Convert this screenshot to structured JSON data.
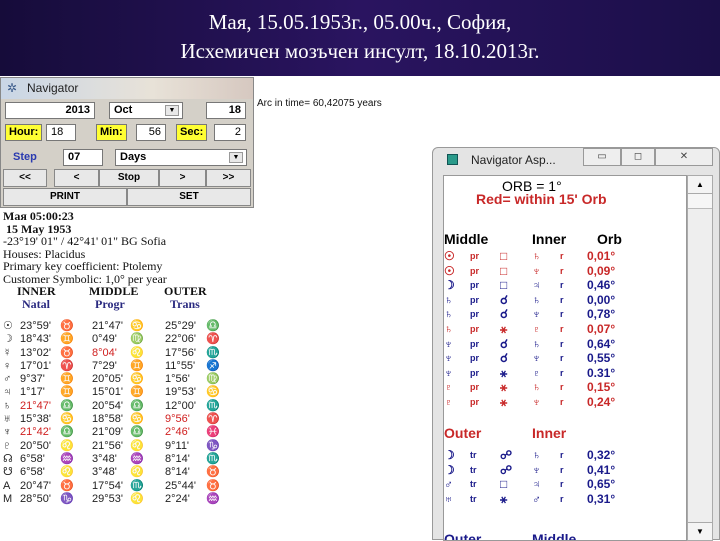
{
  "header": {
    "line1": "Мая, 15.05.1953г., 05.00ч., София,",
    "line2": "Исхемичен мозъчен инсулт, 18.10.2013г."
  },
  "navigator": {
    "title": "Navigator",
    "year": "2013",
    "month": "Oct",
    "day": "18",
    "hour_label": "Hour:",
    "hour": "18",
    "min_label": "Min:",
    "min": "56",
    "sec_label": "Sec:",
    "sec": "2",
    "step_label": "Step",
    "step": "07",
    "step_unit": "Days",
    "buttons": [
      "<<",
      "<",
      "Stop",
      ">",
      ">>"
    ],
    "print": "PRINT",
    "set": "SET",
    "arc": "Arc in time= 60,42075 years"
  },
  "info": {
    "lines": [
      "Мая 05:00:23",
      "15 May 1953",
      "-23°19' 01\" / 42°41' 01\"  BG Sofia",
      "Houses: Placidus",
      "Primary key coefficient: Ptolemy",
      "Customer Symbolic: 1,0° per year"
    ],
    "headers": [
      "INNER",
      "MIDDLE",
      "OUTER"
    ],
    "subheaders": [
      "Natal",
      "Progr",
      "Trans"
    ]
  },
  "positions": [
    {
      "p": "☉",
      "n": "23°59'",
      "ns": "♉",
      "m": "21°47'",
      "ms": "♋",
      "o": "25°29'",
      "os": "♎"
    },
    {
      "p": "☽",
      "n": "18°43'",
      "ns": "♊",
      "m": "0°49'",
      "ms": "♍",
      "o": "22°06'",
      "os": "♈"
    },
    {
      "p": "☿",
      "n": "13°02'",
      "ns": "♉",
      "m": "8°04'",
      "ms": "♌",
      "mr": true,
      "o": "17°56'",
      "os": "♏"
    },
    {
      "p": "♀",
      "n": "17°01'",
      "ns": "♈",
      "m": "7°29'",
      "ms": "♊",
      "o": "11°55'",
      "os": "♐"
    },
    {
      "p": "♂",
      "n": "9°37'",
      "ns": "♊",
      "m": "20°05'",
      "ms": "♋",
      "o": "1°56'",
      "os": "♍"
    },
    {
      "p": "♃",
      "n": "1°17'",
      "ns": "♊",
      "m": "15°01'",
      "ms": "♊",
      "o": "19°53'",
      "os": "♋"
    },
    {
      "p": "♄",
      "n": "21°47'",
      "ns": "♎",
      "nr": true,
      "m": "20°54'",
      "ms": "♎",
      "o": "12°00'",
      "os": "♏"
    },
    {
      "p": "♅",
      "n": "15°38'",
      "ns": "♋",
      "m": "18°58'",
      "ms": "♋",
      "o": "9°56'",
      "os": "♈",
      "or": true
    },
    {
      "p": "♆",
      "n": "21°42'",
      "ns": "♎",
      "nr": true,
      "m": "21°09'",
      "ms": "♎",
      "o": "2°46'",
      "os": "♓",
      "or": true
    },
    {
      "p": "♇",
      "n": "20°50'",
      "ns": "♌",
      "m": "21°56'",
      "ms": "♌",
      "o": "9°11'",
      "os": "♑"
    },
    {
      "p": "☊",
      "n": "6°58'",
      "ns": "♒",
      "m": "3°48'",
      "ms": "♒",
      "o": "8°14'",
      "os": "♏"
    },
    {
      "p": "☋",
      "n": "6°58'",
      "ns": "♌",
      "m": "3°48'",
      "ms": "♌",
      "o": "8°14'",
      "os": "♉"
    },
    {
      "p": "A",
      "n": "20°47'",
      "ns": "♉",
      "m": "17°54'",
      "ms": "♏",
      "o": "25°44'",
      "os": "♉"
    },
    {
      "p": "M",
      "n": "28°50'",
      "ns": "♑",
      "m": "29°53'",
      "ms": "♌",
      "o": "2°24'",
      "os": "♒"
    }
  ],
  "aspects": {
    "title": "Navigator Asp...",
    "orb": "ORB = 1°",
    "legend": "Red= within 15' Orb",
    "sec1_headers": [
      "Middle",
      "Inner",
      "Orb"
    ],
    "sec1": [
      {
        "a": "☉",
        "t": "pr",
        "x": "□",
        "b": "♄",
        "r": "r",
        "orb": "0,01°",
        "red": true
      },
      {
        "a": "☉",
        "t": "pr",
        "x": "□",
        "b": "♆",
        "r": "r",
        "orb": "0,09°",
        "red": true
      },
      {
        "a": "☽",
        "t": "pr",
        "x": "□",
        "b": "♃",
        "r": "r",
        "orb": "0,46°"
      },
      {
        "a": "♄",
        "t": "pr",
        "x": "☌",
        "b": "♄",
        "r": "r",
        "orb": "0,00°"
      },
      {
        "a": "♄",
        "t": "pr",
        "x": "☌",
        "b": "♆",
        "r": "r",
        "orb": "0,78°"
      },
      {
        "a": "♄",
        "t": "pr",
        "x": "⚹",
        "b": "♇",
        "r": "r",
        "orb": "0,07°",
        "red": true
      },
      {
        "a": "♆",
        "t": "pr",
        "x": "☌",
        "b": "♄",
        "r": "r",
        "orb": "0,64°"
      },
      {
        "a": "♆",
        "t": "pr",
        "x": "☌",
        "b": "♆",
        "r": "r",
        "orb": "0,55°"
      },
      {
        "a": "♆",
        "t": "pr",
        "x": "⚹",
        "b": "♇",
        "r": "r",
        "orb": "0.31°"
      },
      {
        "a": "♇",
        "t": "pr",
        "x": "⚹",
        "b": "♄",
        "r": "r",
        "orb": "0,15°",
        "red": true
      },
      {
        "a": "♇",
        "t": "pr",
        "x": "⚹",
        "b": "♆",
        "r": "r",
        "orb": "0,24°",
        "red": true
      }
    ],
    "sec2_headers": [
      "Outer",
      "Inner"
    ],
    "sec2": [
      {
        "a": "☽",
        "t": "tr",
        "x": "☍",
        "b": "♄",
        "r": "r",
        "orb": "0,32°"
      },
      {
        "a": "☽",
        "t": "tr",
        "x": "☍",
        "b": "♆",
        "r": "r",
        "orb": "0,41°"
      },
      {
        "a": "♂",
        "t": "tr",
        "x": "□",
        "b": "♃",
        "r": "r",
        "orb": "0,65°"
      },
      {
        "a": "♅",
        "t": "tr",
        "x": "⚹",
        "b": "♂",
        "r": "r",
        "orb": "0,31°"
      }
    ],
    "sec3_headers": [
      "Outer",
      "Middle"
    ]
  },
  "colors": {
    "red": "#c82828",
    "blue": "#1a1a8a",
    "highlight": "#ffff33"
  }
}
————————
Goal:
Write out the material above again, word for word, minus its pictures.

Full solution:
Convert this screenshot to structured JSON data.
{
  "header": {
    "line1": "Мая, 15.05.1953г., 05.00ч., София,",
    "line2": "Исхемичен мозъчен инсулт, 18.10.2013г."
  },
  "navigator": {
    "title": "Navigator",
    "year": "2013",
    "month": "Oct",
    "day": "18",
    "hour_label": "Hour:",
    "hour": "18",
    "min_label": "Min:",
    "min": "56",
    "sec_label": "Sec:",
    "sec": "2",
    "step_label": "Step",
    "step": "07",
    "step_unit": "Days",
    "buttons": [
      "<<",
      "<",
      "Stop",
      ">",
      ">>"
    ],
    "print": "PRINT",
    "set": "SET",
    "arc": "Arc in time= 60,42075 years"
  },
  "info": {
    "lines": [
      "Мая 05:00:23",
      "15 May 1953",
      "-23°19' 01\" / 42°41' 01\"  BG Sofia",
      "Houses: Placidus",
      "Primary key coefficient: Ptolemy",
      "Customer Symbolic: 1,0° per year"
    ],
    "headers": [
      "INNER",
      "MIDDLE",
      "OUTER"
    ],
    "subheaders": [
      "Natal",
      "Progr",
      "Trans"
    ]
  },
  "positions": [
    {
      "p": "☉",
      "n": "23°59'",
      "ns": "♉",
      "m": "21°47'",
      "ms": "♋",
      "o": "25°29'",
      "os": "♎"
    },
    {
      "p": "☽",
      "n": "18°43'",
      "ns": "♊",
      "m": "0°49'",
      "ms": "♍",
      "o": "22°06'",
      "os": "♈"
    },
    {
      "p": "☿",
      "n": "13°02'",
      "ns": "♉",
      "m": "8°04'",
      "ms": "♌",
      "mr": true,
      "o": "17°56'",
      "os": "♏"
    },
    {
      "p": "♀",
      "n": "17°01'",
      "ns": "♈",
      "m": "7°29'",
      "ms": "♊",
      "o": "11°55'",
      "os": "♐"
    },
    {
      "p": "♂",
      "n": "9°37'",
      "ns": "♊",
      "m": "20°05'",
      "ms": "♋",
      "o": "1°56'",
      "os": "♍"
    },
    {
      "p": "♃",
      "n": "1°17'",
      "ns": "♊",
      "m": "15°01'",
      "ms": "♊",
      "o": "19°53'",
      "os": "♋"
    },
    {
      "p": "♄",
      "n": "21°47'",
      "ns": "♎",
      "nr": true,
      "m": "20°54'",
      "ms": "♎",
      "o": "12°00'",
      "os": "♏"
    },
    {
      "p": "♅",
      "n": "15°38'",
      "ns": "♋",
      "m": "18°58'",
      "ms": "♋",
      "o": "9°56'",
      "os": "♈",
      "or": true
    },
    {
      "p": "♆",
      "n": "21°42'",
      "ns": "♎",
      "nr": true,
      "m": "21°09'",
      "ms": "♎",
      "o": "2°46'",
      "os": "♓",
      "or": true
    },
    {
      "p": "♇",
      "n": "20°50'",
      "ns": "♌",
      "m": "21°56'",
      "ms": "♌",
      "o": "9°11'",
      "os": "♑"
    },
    {
      "p": "☊",
      "n": "6°58'",
      "ns": "♒",
      "m": "3°48'",
      "ms": "♒",
      "o": "8°14'",
      "os": "♏"
    },
    {
      "p": "☋",
      "n": "6°58'",
      "ns": "♌",
      "m": "3°48'",
      "ms": "♌",
      "o": "8°14'",
      "os": "♉"
    },
    {
      "p": "A",
      "n": "20°47'",
      "ns": "♉",
      "m": "17°54'",
      "ms": "♏",
      "o": "25°44'",
      "os": "♉"
    },
    {
      "p": "M",
      "n": "28°50'",
      "ns": "♑",
      "m": "29°53'",
      "ms": "♌",
      "o": "2°24'",
      "os": "♒"
    }
  ],
  "aspects": {
    "title": "Navigator Asp...",
    "orb": "ORB = 1°",
    "legend": "Red= within 15' Orb",
    "sec1_headers": [
      "Middle",
      "Inner",
      "Orb"
    ],
    "sec1": [
      {
        "a": "☉",
        "t": "pr",
        "x": "□",
        "b": "♄",
        "r": "r",
        "orb": "0,01°",
        "red": true
      },
      {
        "a": "☉",
        "t": "pr",
        "x": "□",
        "b": "♆",
        "r": "r",
        "orb": "0,09°",
        "red": true
      },
      {
        "a": "☽",
        "t": "pr",
        "x": "□",
        "b": "♃",
        "r": "r",
        "orb": "0,46°"
      },
      {
        "a": "♄",
        "t": "pr",
        "x": "☌",
        "b": "♄",
        "r": "r",
        "orb": "0,00°"
      },
      {
        "a": "♄",
        "t": "pr",
        "x": "☌",
        "b": "♆",
        "r": "r",
        "orb": "0,78°"
      },
      {
        "a": "♄",
        "t": "pr",
        "x": "⚹",
        "b": "♇",
        "r": "r",
        "orb": "0,07°",
        "red": true
      },
      {
        "a": "♆",
        "t": "pr",
        "x": "☌",
        "b": "♄",
        "r": "r",
        "orb": "0,64°"
      },
      {
        "a": "♆",
        "t": "pr",
        "x": "☌",
        "b": "♆",
        "r": "r",
        "orb": "0,55°"
      },
      {
        "a": "♆",
        "t": "pr",
        "x": "⚹",
        "b": "♇",
        "r": "r",
        "orb": "0.31°"
      },
      {
        "a": "♇",
        "t": "pr",
        "x": "⚹",
        "b": "♄",
        "r": "r",
        "orb": "0,15°",
        "red": true
      },
      {
        "a": "♇",
        "t": "pr",
        "x": "⚹",
        "b": "♆",
        "r": "r",
        "orb": "0,24°",
        "red": true
      }
    ],
    "sec2_headers": [
      "Outer",
      "Inner"
    ],
    "sec2": [
      {
        "a": "☽",
        "t": "tr",
        "x": "☍",
        "b": "♄",
        "r": "r",
        "orb": "0,32°"
      },
      {
        "a": "☽",
        "t": "tr",
        "x": "☍",
        "b": "♆",
        "r": "r",
        "orb": "0,41°"
      },
      {
        "a": "♂",
        "t": "tr",
        "x": "□",
        "b": "♃",
        "r": "r",
        "orb": "0,65°"
      },
      {
        "a": "♅",
        "t": "tr",
        "x": "⚹",
        "b": "♂",
        "r": "r",
        "orb": "0,31°"
      }
    ],
    "sec3_headers": [
      "Outer",
      "Middle"
    ]
  },
  "colors": {
    "red": "#c82828",
    "blue": "#1a1a8a",
    "highlight": "#ffff33"
  }
}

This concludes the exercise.